Data entries
>> START
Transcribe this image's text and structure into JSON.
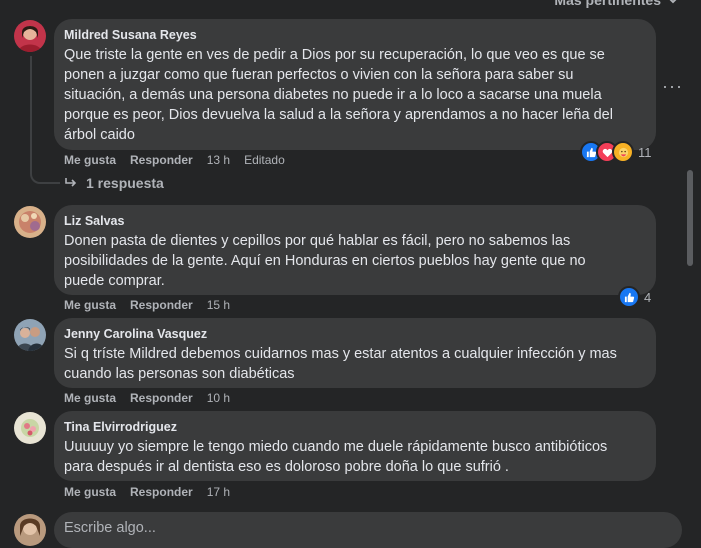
{
  "sort": {
    "label": "Más pertinentes"
  },
  "comments": [
    {
      "author": "Mildred Susana Reyes",
      "text": "Que triste la gente en ves de pedir a Dios por su recuperación, lo que veo es que se\nponen a juzgar como que fueran perfectos o vivien con la señora para saber su\nsituación, a demás una persona diabetes no puede ir a lo loco a sacarse una muela\nporque es peor, Dios devuelva la salud a la señora y aprendamos a no hacer leña del\nárbol caido",
      "like": "Me gusta",
      "reply": "Responder",
      "time": "13 h",
      "edited": "Editado",
      "reactions_count": "11",
      "replies_label": "1 respuesta"
    },
    {
      "author": "Liz Salvas",
      "text": "Donen pasta de dientes y cepillos por qué hablar es fácil, pero no sabemos las\nposibilidades de la gente. Aquí en Honduras en ciertos pueblos hay gente que no\npuede comprar.",
      "like": "Me gusta",
      "reply": "Responder",
      "time": "15 h",
      "reactions_count": "4"
    },
    {
      "author": "Jenny Carolina Vasquez",
      "text": "Si q tríste Mildred debemos cuidarnos mas y estar atentos a cualquier infección y mas\ncuando las personas son diabéticas",
      "like": "Me gusta",
      "reply": "Responder",
      "time": "10 h"
    },
    {
      "author": "Tina Elvirrodriguez",
      "text": "Uuuuuy yo siempre le tengo miedo cuando me duele rápidamente busco antibióticos\npara después ir al dentista eso es doloroso pobre doña lo que sufrió .",
      "like": "Me gusta",
      "reply": "Responder",
      "time": "17 h"
    }
  ],
  "composer": {
    "placeholder": "Escribe algo..."
  },
  "colors": {
    "background": "#242526",
    "bubble": "#3a3b3c",
    "like_blue": "#1877f2",
    "love_red": "#f33e58",
    "care_yellow": "#f7b125"
  },
  "icons": [
    "chevron-down-icon",
    "more-icon",
    "reply-arrow-icon",
    "like-icon",
    "love-icon",
    "care-icon"
  ]
}
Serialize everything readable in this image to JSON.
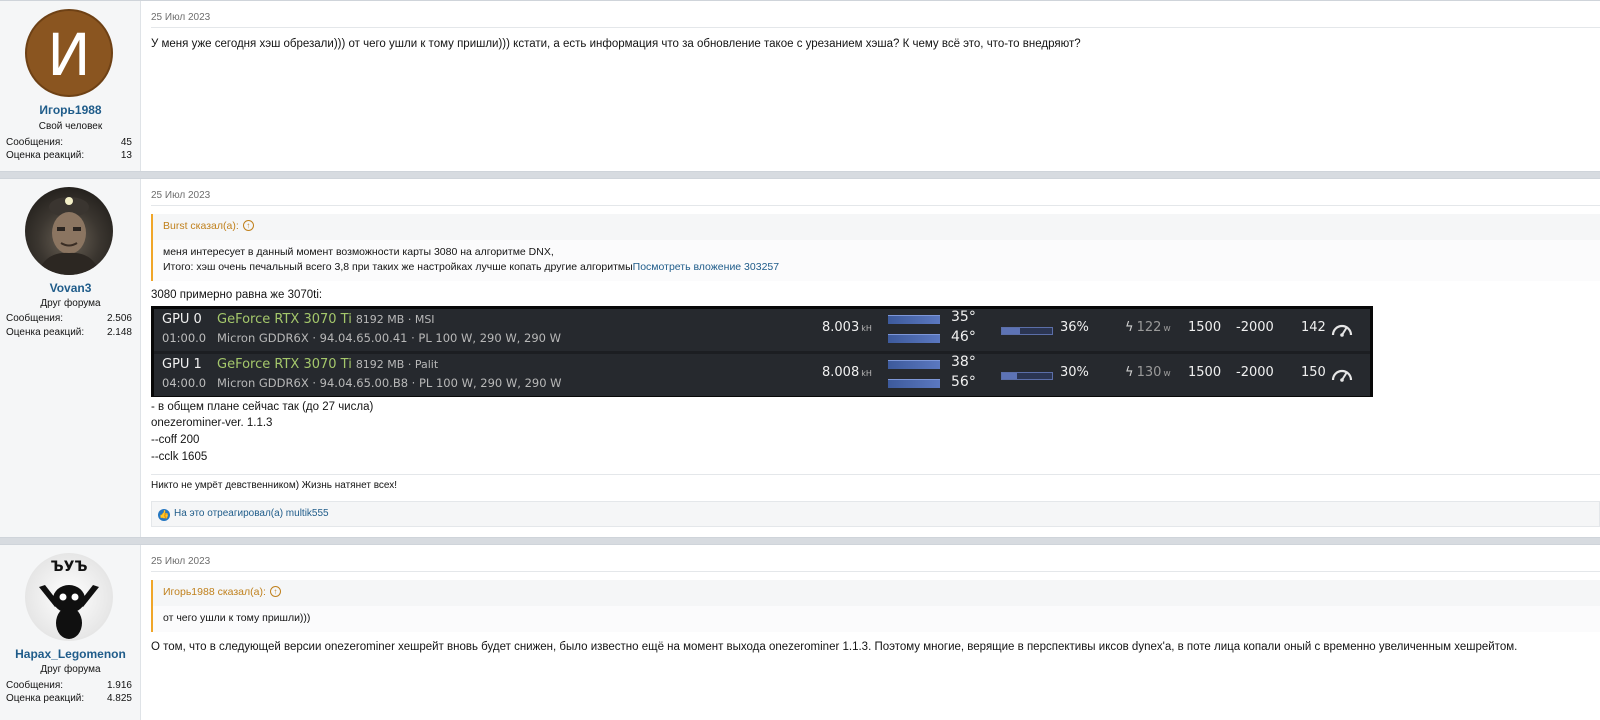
>> END
- [Exercise]
Where a line holds "this", copy that line.

- [Worked answer]
Transcribe this image's text and structure into JSON.
Serialize everything readable in this image to JSON.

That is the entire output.